**Exercise requirements**
Reproduce all of the material word for word.

**Materials provided**
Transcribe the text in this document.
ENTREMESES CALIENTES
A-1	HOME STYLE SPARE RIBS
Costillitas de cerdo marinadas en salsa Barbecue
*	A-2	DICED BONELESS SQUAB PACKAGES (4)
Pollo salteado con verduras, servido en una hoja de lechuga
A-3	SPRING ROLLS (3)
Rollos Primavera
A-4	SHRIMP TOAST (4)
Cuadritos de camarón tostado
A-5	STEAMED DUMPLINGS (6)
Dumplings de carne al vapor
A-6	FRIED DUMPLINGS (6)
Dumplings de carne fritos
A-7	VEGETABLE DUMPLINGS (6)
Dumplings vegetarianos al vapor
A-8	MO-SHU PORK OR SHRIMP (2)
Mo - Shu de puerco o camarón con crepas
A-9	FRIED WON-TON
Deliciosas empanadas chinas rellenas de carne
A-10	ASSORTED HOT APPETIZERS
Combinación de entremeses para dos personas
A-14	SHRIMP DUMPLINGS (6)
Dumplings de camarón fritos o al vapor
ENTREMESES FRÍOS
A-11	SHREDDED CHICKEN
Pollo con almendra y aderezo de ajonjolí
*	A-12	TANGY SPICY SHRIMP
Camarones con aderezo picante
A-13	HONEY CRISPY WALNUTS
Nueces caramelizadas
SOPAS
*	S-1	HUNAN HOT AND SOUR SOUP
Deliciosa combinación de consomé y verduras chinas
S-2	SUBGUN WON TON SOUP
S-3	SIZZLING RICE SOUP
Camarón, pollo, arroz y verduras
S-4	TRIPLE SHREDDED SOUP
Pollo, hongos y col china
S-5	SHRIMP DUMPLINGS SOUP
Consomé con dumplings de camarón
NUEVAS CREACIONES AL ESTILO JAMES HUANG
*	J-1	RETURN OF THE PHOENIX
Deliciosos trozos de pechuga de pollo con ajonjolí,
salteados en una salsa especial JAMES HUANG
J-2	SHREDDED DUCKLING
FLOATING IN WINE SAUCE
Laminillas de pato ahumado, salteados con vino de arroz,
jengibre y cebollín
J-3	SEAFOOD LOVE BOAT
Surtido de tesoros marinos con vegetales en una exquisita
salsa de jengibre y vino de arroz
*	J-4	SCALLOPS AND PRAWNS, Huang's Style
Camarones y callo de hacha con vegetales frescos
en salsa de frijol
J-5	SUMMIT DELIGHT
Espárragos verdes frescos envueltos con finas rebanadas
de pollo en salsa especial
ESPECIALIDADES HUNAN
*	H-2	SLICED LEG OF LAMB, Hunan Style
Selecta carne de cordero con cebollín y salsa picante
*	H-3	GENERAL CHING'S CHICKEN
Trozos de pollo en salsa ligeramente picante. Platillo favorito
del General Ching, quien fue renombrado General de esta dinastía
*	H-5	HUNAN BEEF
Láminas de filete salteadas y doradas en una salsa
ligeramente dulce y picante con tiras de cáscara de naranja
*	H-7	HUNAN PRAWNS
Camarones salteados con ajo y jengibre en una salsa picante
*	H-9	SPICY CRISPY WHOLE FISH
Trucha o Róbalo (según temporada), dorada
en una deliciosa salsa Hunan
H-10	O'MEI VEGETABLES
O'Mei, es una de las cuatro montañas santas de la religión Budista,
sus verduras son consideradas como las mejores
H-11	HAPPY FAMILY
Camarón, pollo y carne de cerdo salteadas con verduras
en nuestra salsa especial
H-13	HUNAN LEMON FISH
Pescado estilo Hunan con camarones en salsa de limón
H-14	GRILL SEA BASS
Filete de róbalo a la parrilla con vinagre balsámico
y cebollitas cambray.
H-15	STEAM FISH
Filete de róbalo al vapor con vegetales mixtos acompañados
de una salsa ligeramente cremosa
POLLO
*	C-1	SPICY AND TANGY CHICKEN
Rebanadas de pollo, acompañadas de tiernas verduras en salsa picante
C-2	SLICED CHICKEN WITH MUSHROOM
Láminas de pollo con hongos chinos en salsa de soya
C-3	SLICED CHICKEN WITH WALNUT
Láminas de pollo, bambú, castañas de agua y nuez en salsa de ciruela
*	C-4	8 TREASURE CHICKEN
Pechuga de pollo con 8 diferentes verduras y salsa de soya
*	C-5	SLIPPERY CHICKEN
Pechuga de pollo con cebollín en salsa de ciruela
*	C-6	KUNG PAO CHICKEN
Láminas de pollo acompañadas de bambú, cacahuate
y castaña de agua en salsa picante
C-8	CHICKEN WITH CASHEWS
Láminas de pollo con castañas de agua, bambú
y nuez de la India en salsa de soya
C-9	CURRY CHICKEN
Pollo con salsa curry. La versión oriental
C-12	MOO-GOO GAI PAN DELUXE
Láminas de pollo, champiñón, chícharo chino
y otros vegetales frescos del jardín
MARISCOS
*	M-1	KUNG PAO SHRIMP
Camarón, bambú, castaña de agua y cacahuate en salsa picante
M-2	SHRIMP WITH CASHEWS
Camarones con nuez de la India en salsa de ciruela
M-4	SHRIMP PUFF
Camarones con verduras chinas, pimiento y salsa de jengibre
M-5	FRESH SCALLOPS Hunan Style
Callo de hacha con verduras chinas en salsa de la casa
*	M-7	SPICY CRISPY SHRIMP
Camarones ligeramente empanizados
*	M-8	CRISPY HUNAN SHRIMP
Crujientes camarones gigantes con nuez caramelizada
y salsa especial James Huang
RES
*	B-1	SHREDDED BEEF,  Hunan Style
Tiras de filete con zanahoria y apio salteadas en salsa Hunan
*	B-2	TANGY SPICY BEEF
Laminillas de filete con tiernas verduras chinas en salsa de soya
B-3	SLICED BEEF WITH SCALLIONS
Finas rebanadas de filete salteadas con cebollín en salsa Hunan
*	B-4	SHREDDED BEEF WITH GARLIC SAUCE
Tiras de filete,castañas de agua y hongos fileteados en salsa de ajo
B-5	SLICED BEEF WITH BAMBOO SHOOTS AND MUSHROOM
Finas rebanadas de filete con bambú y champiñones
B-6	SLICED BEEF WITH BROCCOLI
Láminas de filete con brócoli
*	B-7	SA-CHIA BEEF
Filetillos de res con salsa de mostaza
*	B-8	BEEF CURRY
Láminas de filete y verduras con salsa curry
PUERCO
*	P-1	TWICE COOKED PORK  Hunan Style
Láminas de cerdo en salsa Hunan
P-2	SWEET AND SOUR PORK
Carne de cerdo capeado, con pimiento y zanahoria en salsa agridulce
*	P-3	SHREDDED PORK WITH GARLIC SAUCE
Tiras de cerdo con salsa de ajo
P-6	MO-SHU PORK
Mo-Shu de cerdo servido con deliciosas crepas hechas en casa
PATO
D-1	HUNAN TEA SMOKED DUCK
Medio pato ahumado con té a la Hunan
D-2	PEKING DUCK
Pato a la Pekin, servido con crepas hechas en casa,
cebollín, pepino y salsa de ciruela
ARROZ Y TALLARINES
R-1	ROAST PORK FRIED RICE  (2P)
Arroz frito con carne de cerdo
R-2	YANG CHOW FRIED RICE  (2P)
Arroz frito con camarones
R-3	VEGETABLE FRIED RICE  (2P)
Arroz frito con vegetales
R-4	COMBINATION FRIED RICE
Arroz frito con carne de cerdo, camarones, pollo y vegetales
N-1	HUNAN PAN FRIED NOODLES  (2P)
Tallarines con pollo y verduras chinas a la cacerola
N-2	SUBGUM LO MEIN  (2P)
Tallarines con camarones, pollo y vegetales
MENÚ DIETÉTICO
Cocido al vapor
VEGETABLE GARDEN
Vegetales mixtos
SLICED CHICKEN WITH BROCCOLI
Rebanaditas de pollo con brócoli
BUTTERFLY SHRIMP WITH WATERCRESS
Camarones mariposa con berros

**Finished exercise**
Transcribe the text in this document.
ENTREMESES CALIENTES
A-1	HOME STYLE SPARE RIBS
Costillitas de cerdo marinadas en salsa Barbecue
*	A-2	DICED BONELESS SQUAB PACKAGES (4)
Pollo salteado con verduras, servido en una hoja de lechuga
A-3	SPRING ROLLS (3)
Rollos Primavera
A-4	SHRIMP TOAST (4)
Cuadritos de camarón tostado
A-5	STEAMED DUMPLINGS (6)
Dumplings de carne al vapor
A-6	FRIED DUMPLINGS (6)
Dumplings de carne fritos
A-7	VEGETABLE DUMPLINGS (6)
Dumplings vegetarianos al vapor
A-8	MO-SHU PORK OR SHRIMP (2)
Mo - Shu de puerco o camarón con crepas
A-9	FRIED WON-TON
Deliciosas empanadas chinas rellenas de carne
A-10	ASSORTED HOT APPETIZERS
Combinación de entremeses para dos personas
A-14	SHRIMP DUMPLINGS (6)
Dumplings de camarón fritos o al vapor
ENTREMESES FRÍOS
A-11	SHREDDED CHICKEN
Pollo con almendra y aderezo de ajonjolí
*	A-12	TANGY SPICY SHRIMP
Camarones con aderezo picante
A-13	HONEY CRISPY WALNUTS
Nueces caramelizadas
SOPAS
*	S-1	HUNAN HOT AND SOUR SOUP
Deliciosa combinación de consomé y verduras chinas
S-2	SUBGUN WON TON SOUP
S-3	SIZZLING RICE SOUP
Camarón, pollo, arroz y verduras
S-4	TRIPLE SHREDDED SOUP
Pollo, hongos y col china
S-5	SHRIMP DUMPLINGS SOUP
Consomé con dumplings de camarón
NUEVAS CREACIONES AL ESTILO JAMES HUANG
*	J-1	RETURN OF THE PHOENIX
Deliciosos trozos de pechuga de pollo con ajonjolí,
salteados en una salsa especial JAMES HUANG
J-2	SHREDDED DUCKLING
FLOATING IN WINE SAUCE
Laminillas de pato ahumado, salteados con vino de arroz,
jengibre y cebollín
J-3	SEAFOOD LOVE BOAT
Surtido de tesoros marinos con vegetales en una exquisita
salsa de jengibre y vino de arroz
*	J-4	SCALLOPS AND PRAWNS, Huang's Style
Camarones y callo de hacha con vegetales frescos
en salsa de frijol
J-5	SUMMIT DELIGHT
Espárragos verdes frescos envueltos con finas rebanadas
de pollo en salsa especial
ESPECIALIDADES HUNAN
*	H-2	SLICED LEG OF LAMB, Hunan Style
Selecta carne de cordero con cebollín y salsa picante
*	H-3	GENERAL CHING'S CHICKEN
Trozos de pollo en salsa ligeramente picante. Platillo favorito
del General Ching, quien fue renombrado General de esta dinastía
*	H-5	HUNAN BEEF
Láminas de filete salteadas y doradas en una salsa
ligeramente dulce y picante con tiras de cáscara de naranja
*	H-7	HUNAN PRAWNS
Camarones salteados con ajo y jengibre en una salsa picante
*	H-9	SPICY CRISPY WHOLE FISH
Trucha o Róbalo (según temporada), dorada
en una deliciosa salsa Hunan
H-10	O'MEI VEGETABLES
O'Mei, es una de las cuatro montañas santas de la religión Budista,
sus verduras son consideradas como las mejores
H-11	HAPPY FAMILY
Camarón, pollo y carne de cerdo salteadas con verduras
en nuestra salsa especial
H-13	HUNAN LEMON FISH
Pescado estilo Hunan con camarones en salsa de limón
H-14	GRILL SEA BASS
Filete de róbalo a la parrilla con vinagre balsámico
y cebollitas cambray.
H-15	STEAM FISH
Filete de róbalo al vapor con vegetales mixtos acompañados
de una salsa ligeramente cremosa
POLLO
*	C-1	SPICY AND TANGY CHICKEN
Rebanadas de pollo, acompañadas de tiernas verduras en salsa picante
C-2	SLICED CHICKEN WITH MUSHROOM
Láminas de pollo con hongos chinos en salsa de soya
C-3	SLICED CHICKEN WITH WALNUT
Láminas de pollo, bambú, castañas de agua y nuez en salsa de ciruela
*	C-4	8 TREASURE CHICKEN
Pechuga de pollo con 8 diferentes verduras y salsa de soya
*	C-5	SLIPPERY CHICKEN
Pechuga de pollo con cebollín en salsa de ciruela
*	C-6	KUNG PAO CHICKEN
Láminas de pollo acompañadas de bambú, cacahuate
y castaña de agua en salsa picante
C-8	CHICKEN WITH CASHEWS
Láminas de pollo con castañas de agua, bambú
y nuez de la India en salsa de soya
C-9	CURRY CHICKEN
Pollo con salsa curry. La versión oriental
C-12	MOO-GOO GAI PAN DELUXE
Láminas de pollo, champiñón, chícharo chino
y otros vegetales frescos del jardín
MARISCOS
*	M-1	KUNG PAO SHRIMP
Camarón, bambú, castaña de agua y cacahuate en salsa picante
M-2	SHRIMP WITH CASHEWS
Camarones con nuez de la India en salsa de ciruela
M-4	SHRIMP PUFF
Camarones con verduras chinas, pimiento y salsa de jengibre
M-5	FRESH SCALLOPS Hunan Style
Callo de hacha con verduras chinas en salsa de la casa
*	M-7	SPICY CRISPY SHRIMP
Camarones ligeramente empanizados
*	M-8	CRISPY HUNAN SHRIMP
Crujientes camarones gigantes con nuez caramelizada
y salsa especial James Huang
RES
*	B-1	SHREDDED BEEF,  Hunan Style
Tiras de filete con zanahoria y apio salteadas en salsa Hunan
*	B-2	TANGY SPICY BEEF
Laminillas de filete con tiernas verduras chinas en salsa de soya
B-3	SLICED BEEF WITH SCALLIONS
Finas rebanadas de filete salteadas con cebollín en salsa Hunan
*	B-4	SHREDDED BEEF WITH GARLIC SAUCE
Tiras de filete,castañas de agua y hongos fileteados en salsa de ajo
B-5	SLICED BEEF WITH BAMBOO SHOOTS AND MUSHROOM
Finas rebanadas de filete con bambú y champiñones
B-6	SLICED BEEF WITH BROCCOLI
Láminas de filete con brócoli
*	B-7	SA-CHIA BEEF
Filetillos de res con salsa de mostaza
*	B-8	BEEF CURRY
Láminas de filete y verduras con salsa curry
PUERCO
*	P-1	TWICE COOKED PORK  Hunan Style
Láminas de cerdo en salsa Hunan
P-2	SWEET AND SOUR PORK
Carne de cerdo capeado, con pimiento y zanahoria en salsa agridulce
*	P-3	SHREDDED PORK WITH GARLIC SAUCE
Tiras de cerdo con salsa de ajo
P-6	MO-SHU PORK
Mo-Shu de cerdo servido con deliciosas crepas hechas en casa
PATO
D-1	HUNAN TEA SMOKED DUCK
Medio pato ahumado con té a la Hunan
D-2	PEKING DUCK
Pato a la Pekin, servido con crepas hechas en casa,
cebollín, pepino y salsa de ciruela
ARROZ Y TALLARINES
R-1	ROAST PORK FRIED RICE  (2P)
Arroz frito con carne de cerdo
R-2	YANG CHOW FRIED RICE  (2P)
Arroz frito con camarones
R-3	VEGETABLE FRIED RICE  (2P)
Arroz frito con vegetales
R-4	COMBINATION FRIED RICE
Arroz frito con carne de cerdo, camarones, pollo y vegetales
N-1	HUNAN PAN FRIED NOODLES  (2P)
Tallarines con pollo y verduras chinas a la cacerola
N-2	SUBGUM LO MEIN  (2P)
Tallarines con camarones, pollo y vegetales
MENÚ DIETÉTICO
Cocido al vapor
VEGETABLE GARDEN
Vegetales mixtos
SLICED CHICKEN WITH BROCCOLI
Rebanaditas de pollo con brócoli
BUTTERFLY SHRIMP WITH WATERCRESS
Camarones mariposa con berros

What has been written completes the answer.